*THE TASK:*
Without the pictures, can you quote each line below exactly?

*DATA PROVIDED:*

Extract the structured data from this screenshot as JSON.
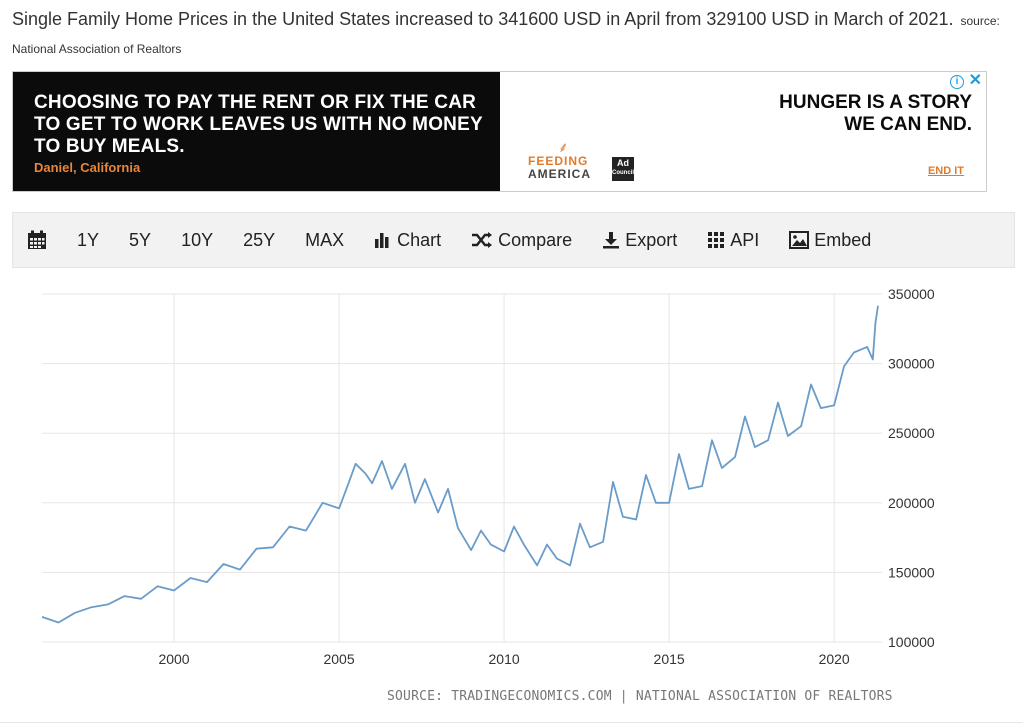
{
  "headline": {
    "text": "Single Family Home Prices in the United States increased to 341600 USD in April from 329100 USD in March of 2021.",
    "source": "source: National Association of Realtors"
  },
  "ad": {
    "quote": "CHOOSING TO PAY THE RENT OR FIX THE CAR TO GET TO WORK LEAVES US WITH NO MONEY TO BUY MEALS.",
    "person": "Daniel, California",
    "logo_line1": "FEEDING",
    "logo_line2": "AMERICA",
    "council_line1": "Ad",
    "council_line2": "Council",
    "tagline": "HUNGER IS A STORY WE CAN END.",
    "cta": "END IT",
    "info_icon": "i",
    "close_icon": "✕",
    "colors": {
      "background_left": "#0b0b0b",
      "accent": "#e07b2c",
      "info": "#1a9ee0"
    }
  },
  "toolbar": {
    "calendar_icon": "calendar-icon",
    "ranges": [
      "1Y",
      "5Y",
      "10Y",
      "25Y",
      "MAX"
    ],
    "chart_label": "Chart",
    "compare_label": "Compare",
    "export_label": "Export",
    "api_label": "API",
    "embed_label": "Embed"
  },
  "chart_source": "SOURCE: TRADINGECONOMICS.COM | NATIONAL ASSOCIATION OF REALTORS",
  "chart_data": {
    "type": "line",
    "title": "",
    "xlabel": "",
    "ylabel": "",
    "line_color": "#6a9cc9",
    "grid": true,
    "x_ticks": [
      2000,
      2005,
      2010,
      2015,
      2020
    ],
    "y_ticks": [
      100000,
      150000,
      200000,
      250000,
      300000,
      350000
    ],
    "xlim": [
      1996.0,
      2021.45
    ],
    "ylim": [
      100000,
      350000
    ],
    "series": [
      {
        "x": [
          1996.0,
          1996.5,
          1997.0,
          1997.5,
          1998.0,
          1998.5,
          1999.0,
          1999.5,
          2000.0,
          2000.5,
          2001.0,
          2001.5,
          2002.0,
          2002.5,
          2003.0,
          2003.5,
          2004.0,
          2004.5,
          2005.0,
          2005.3,
          2005.5,
          2005.8,
          2006.0,
          2006.3,
          2006.6,
          2007.0,
          2007.3,
          2007.6,
          2008.0,
          2008.3,
          2008.6,
          2009.0,
          2009.3,
          2009.6,
          2010.0,
          2010.3,
          2010.6,
          2011.0,
          2011.3,
          2011.6,
          2012.0,
          2012.3,
          2012.6,
          2013.0,
          2013.3,
          2013.6,
          2014.0,
          2014.3,
          2014.6,
          2015.0,
          2015.3,
          2015.6,
          2016.0,
          2016.3,
          2016.6,
          2017.0,
          2017.3,
          2017.6,
          2018.0,
          2018.3,
          2018.6,
          2019.0,
          2019.3,
          2019.6,
          2020.0,
          2020.3,
          2020.6,
          2021.0,
          2021.17,
          2021.25,
          2021.33
        ],
        "values": [
          118000,
          114000,
          121000,
          125000,
          127000,
          133000,
          131000,
          140000,
          137000,
          146000,
          143000,
          156000,
          152000,
          167000,
          168000,
          183000,
          180000,
          200000,
          196000,
          215000,
          228000,
          221000,
          214000,
          230000,
          210000,
          228000,
          200000,
          217000,
          193000,
          210000,
          182000,
          166000,
          180000,
          170000,
          165000,
          183000,
          170000,
          155000,
          170000,
          160000,
          155000,
          185000,
          168000,
          172000,
          215000,
          190000,
          188000,
          220000,
          200000,
          200000,
          235000,
          210000,
          212000,
          245000,
          225000,
          233000,
          262000,
          240000,
          245000,
          272000,
          248000,
          255000,
          285000,
          268000,
          270000,
          298000,
          308000,
          312000,
          303000,
          329100,
          341600
        ]
      }
    ]
  }
}
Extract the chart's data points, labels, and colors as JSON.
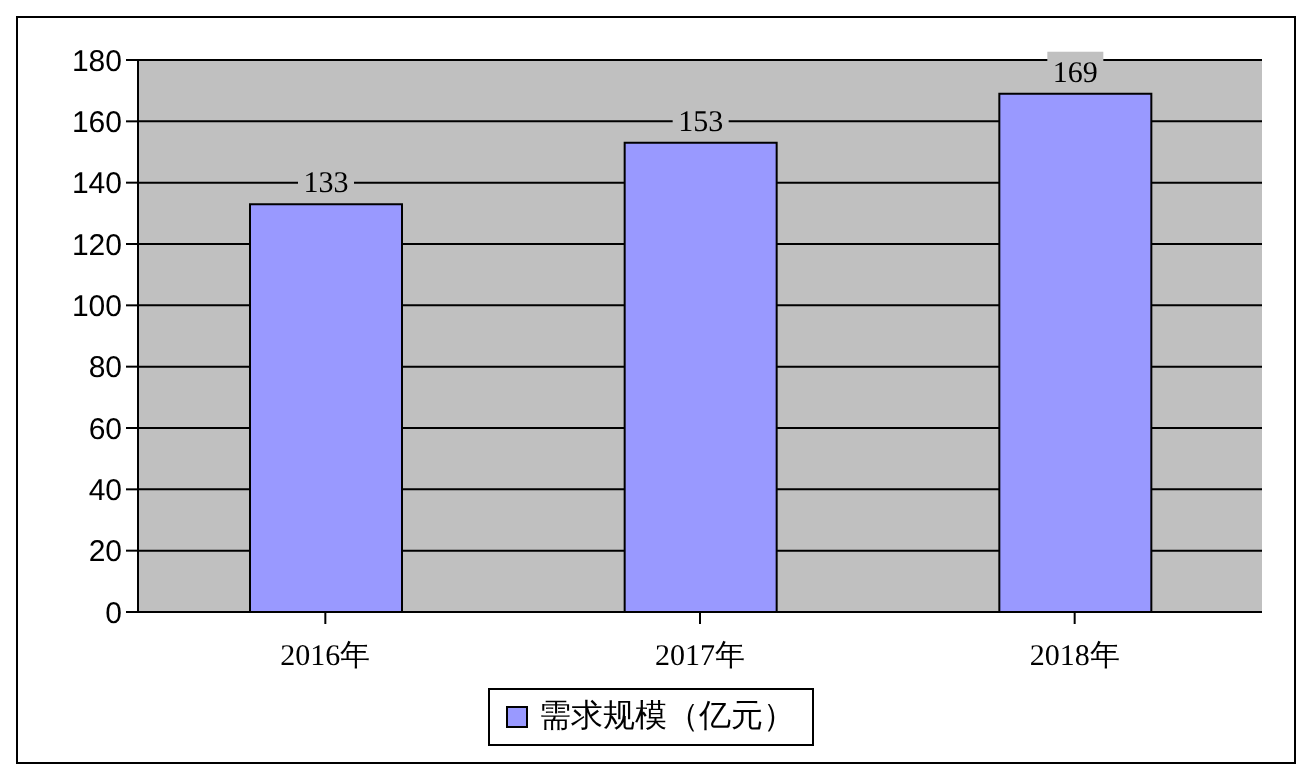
{
  "chart_data": {
    "type": "bar",
    "categories": [
      "2016年",
      "2017年",
      "2018年"
    ],
    "series": [
      {
        "name": "需求规模（亿元）",
        "color": "#9999ff",
        "values": [
          133,
          153,
          169
        ]
      }
    ],
    "ylim": [
      0,
      180
    ],
    "yticks": [
      0,
      20,
      40,
      60,
      80,
      100,
      120,
      140,
      160,
      180
    ],
    "grid": "y",
    "legend": "bottom",
    "data_labels": true
  }
}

*EXERCISE RESPONSE:*
Extract the structured data from this screenshot as JSON.
{
  "headline": {
    "text": "Single Family Home Prices in the United States increased to 341600 USD in April from 329100 USD in March of 2021.",
    "source": "source: National Association of Realtors"
  },
  "ad": {
    "quote": "CHOOSING TO PAY THE RENT OR FIX THE CAR TO GET TO WORK LEAVES US WITH NO MONEY TO BUY MEALS.",
    "person": "Daniel, California",
    "logo_line1": "FEEDING",
    "logo_line2": "AMERICA",
    "council_line1": "Ad",
    "council_line2": "Council",
    "tagline": "HUNGER IS A STORY WE CAN END.",
    "cta": "END IT",
    "info_icon": "i",
    "close_icon": "✕",
    "colors": {
      "background_left": "#0b0b0b",
      "accent": "#e07b2c",
      "info": "#1a9ee0"
    }
  },
  "toolbar": {
    "calendar_icon": "calendar-icon",
    "ranges": [
      "1Y",
      "5Y",
      "10Y",
      "25Y",
      "MAX"
    ],
    "chart_label": "Chart",
    "compare_label": "Compare",
    "export_label": "Export",
    "api_label": "API",
    "embed_label": "Embed"
  },
  "chart_source": "SOURCE: TRADINGECONOMICS.COM | NATIONAL ASSOCIATION OF REALTORS",
  "chart_data": {
    "type": "line",
    "title": "",
    "xlabel": "",
    "ylabel": "",
    "line_color": "#6a9cc9",
    "grid": true,
    "x_ticks": [
      2000,
      2005,
      2010,
      2015,
      2020
    ],
    "y_ticks": [
      100000,
      150000,
      200000,
      250000,
      300000,
      350000
    ],
    "xlim": [
      1996.0,
      2021.45
    ],
    "ylim": [
      100000,
      350000
    ],
    "series": [
      {
        "x": [
          1996.0,
          1996.5,
          1997.0,
          1997.5,
          1998.0,
          1998.5,
          1999.0,
          1999.5,
          2000.0,
          2000.5,
          2001.0,
          2001.5,
          2002.0,
          2002.5,
          2003.0,
          2003.5,
          2004.0,
          2004.5,
          2005.0,
          2005.3,
          2005.5,
          2005.8,
          2006.0,
          2006.3,
          2006.6,
          2007.0,
          2007.3,
          2007.6,
          2008.0,
          2008.3,
          2008.6,
          2009.0,
          2009.3,
          2009.6,
          2010.0,
          2010.3,
          2010.6,
          2011.0,
          2011.3,
          2011.6,
          2012.0,
          2012.3,
          2012.6,
          2013.0,
          2013.3,
          2013.6,
          2014.0,
          2014.3,
          2014.6,
          2015.0,
          2015.3,
          2015.6,
          2016.0,
          2016.3,
          2016.6,
          2017.0,
          2017.3,
          2017.6,
          2018.0,
          2018.3,
          2018.6,
          2019.0,
          2019.3,
          2019.6,
          2020.0,
          2020.3,
          2020.6,
          2021.0,
          2021.17,
          2021.25,
          2021.33
        ],
        "values": [
          118000,
          114000,
          121000,
          125000,
          127000,
          133000,
          131000,
          140000,
          137000,
          146000,
          143000,
          156000,
          152000,
          167000,
          168000,
          183000,
          180000,
          200000,
          196000,
          215000,
          228000,
          221000,
          214000,
          230000,
          210000,
          228000,
          200000,
          217000,
          193000,
          210000,
          182000,
          166000,
          180000,
          170000,
          165000,
          183000,
          170000,
          155000,
          170000,
          160000,
          155000,
          185000,
          168000,
          172000,
          215000,
          190000,
          188000,
          220000,
          200000,
          200000,
          235000,
          210000,
          212000,
          245000,
          225000,
          233000,
          262000,
          240000,
          245000,
          272000,
          248000,
          255000,
          285000,
          268000,
          270000,
          298000,
          308000,
          312000,
          303000,
          329100,
          341600
        ]
      }
    ]
  }
}
Extract the chart's data points, labels, and colors as JSON.
{
  "chart_data": {
    "type": "bar",
    "categories": [
      "2016年",
      "2017年",
      "2018年"
    ],
    "series": [
      {
        "name": "需求规模（亿元）",
        "color": "#9999ff",
        "values": [
          133,
          153,
          169
        ]
      }
    ],
    "ylim": [
      0,
      180
    ],
    "yticks": [
      0,
      20,
      40,
      60,
      80,
      100,
      120,
      140,
      160,
      180
    ],
    "grid": "y",
    "legend": "bottom",
    "data_labels": true
  }
}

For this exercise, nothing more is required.